+++ Data entries +++
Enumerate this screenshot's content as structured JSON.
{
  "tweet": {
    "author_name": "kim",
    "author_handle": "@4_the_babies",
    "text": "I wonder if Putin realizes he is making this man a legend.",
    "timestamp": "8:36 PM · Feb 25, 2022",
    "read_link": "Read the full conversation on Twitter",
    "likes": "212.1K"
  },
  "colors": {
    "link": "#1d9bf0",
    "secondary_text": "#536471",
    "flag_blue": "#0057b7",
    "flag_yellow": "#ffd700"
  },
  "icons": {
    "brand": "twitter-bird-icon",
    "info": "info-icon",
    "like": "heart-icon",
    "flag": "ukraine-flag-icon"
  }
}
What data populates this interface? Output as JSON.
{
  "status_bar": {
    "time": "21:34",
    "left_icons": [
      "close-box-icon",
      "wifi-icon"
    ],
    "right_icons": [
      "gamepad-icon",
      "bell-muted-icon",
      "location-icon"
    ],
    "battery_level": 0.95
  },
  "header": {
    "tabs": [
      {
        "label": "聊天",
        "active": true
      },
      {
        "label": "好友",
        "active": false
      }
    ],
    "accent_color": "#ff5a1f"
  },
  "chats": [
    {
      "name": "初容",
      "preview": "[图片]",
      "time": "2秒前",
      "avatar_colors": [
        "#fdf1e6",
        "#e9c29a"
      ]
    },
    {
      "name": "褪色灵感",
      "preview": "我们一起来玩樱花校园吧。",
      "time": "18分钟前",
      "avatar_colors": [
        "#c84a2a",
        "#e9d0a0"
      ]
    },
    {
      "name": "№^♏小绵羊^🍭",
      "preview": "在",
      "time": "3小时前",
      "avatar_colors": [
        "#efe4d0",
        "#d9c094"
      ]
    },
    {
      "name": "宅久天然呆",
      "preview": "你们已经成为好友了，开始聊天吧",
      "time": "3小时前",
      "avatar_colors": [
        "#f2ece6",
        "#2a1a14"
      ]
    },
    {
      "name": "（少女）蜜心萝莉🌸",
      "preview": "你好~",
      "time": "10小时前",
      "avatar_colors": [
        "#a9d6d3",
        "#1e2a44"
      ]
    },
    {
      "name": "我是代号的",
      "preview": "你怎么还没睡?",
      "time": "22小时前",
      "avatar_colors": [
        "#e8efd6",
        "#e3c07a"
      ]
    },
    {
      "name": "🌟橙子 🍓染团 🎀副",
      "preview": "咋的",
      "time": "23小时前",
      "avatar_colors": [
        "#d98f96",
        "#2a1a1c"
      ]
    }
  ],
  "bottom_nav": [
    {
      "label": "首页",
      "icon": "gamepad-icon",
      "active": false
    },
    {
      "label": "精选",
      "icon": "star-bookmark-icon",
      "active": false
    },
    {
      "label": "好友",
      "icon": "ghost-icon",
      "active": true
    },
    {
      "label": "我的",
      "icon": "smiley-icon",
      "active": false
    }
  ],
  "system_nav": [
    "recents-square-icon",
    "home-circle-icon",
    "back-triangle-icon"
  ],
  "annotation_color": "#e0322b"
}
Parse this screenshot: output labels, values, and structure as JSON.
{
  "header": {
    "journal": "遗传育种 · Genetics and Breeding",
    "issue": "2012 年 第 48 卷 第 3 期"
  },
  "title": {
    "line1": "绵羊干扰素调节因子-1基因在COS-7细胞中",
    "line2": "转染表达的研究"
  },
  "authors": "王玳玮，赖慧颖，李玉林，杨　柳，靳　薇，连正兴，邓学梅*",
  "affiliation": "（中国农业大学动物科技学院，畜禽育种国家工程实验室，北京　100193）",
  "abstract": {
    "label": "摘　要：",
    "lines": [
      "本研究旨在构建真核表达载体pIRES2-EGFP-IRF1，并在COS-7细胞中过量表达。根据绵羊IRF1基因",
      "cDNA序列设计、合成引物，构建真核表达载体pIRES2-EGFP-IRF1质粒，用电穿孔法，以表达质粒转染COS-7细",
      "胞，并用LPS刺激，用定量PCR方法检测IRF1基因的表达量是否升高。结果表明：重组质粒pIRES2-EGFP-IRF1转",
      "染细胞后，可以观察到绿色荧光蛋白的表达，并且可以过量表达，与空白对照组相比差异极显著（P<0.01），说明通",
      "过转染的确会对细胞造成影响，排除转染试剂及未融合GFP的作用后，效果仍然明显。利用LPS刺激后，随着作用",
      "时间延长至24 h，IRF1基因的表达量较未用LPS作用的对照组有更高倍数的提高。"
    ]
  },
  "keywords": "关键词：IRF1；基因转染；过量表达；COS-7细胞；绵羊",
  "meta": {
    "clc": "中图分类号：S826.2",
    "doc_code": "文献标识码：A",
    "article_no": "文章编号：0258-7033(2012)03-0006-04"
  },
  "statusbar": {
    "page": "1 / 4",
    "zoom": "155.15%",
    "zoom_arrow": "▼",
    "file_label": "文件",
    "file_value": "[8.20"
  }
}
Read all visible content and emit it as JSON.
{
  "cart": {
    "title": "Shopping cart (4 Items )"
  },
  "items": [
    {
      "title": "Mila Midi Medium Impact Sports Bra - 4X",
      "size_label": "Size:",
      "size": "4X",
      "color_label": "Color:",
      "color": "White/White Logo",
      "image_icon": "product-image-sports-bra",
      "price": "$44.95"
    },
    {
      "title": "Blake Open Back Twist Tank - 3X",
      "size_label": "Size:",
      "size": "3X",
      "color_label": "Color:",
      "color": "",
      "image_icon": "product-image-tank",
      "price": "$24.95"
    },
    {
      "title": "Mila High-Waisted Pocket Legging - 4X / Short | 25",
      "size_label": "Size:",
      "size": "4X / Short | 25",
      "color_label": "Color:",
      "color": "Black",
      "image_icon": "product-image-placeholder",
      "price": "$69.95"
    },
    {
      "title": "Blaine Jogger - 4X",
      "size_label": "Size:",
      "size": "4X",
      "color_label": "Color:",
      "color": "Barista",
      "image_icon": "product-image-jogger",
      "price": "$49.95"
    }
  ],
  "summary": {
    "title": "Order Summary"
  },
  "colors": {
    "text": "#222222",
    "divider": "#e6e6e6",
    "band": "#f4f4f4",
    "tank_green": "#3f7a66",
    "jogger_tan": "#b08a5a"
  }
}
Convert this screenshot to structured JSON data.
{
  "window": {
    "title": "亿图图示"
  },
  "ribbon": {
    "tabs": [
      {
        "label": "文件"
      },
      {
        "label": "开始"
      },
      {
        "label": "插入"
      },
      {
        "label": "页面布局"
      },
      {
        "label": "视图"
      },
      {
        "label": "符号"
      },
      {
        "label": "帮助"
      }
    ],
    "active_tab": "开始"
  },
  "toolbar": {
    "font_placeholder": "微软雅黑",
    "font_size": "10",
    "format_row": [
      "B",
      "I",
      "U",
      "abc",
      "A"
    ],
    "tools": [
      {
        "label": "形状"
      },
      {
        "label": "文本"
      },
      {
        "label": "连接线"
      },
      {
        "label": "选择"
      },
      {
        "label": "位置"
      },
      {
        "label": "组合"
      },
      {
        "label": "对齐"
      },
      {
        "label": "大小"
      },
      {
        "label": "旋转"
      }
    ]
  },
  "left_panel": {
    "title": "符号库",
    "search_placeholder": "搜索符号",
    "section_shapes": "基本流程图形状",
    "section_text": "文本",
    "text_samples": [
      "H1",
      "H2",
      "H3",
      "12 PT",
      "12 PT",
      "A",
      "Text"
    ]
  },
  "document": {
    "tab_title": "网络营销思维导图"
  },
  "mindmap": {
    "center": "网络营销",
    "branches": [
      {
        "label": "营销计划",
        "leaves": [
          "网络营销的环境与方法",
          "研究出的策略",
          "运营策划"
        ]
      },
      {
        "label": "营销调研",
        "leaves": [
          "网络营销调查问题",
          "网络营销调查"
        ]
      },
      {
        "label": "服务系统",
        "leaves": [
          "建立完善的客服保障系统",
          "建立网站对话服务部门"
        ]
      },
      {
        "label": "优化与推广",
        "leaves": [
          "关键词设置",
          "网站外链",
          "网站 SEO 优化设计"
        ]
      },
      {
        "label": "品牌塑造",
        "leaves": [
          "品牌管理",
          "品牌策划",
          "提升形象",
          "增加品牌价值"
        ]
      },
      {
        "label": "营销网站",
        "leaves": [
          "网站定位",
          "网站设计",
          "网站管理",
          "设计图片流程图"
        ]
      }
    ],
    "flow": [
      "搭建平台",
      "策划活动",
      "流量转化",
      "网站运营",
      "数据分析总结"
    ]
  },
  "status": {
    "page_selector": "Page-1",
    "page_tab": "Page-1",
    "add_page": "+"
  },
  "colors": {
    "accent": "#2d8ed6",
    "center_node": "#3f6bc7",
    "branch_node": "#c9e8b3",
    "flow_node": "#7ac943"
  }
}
+++
▶ **Given instruction**
Reproduce each line of the entries in which the word "Mila" is found.

▶ **Solution for this problem**
      "title": "Mila Midi Medium Impact Sports Bra - 4X",
      "title": "Mila High-Waisted Pocket Legging - 4X / Short | 25",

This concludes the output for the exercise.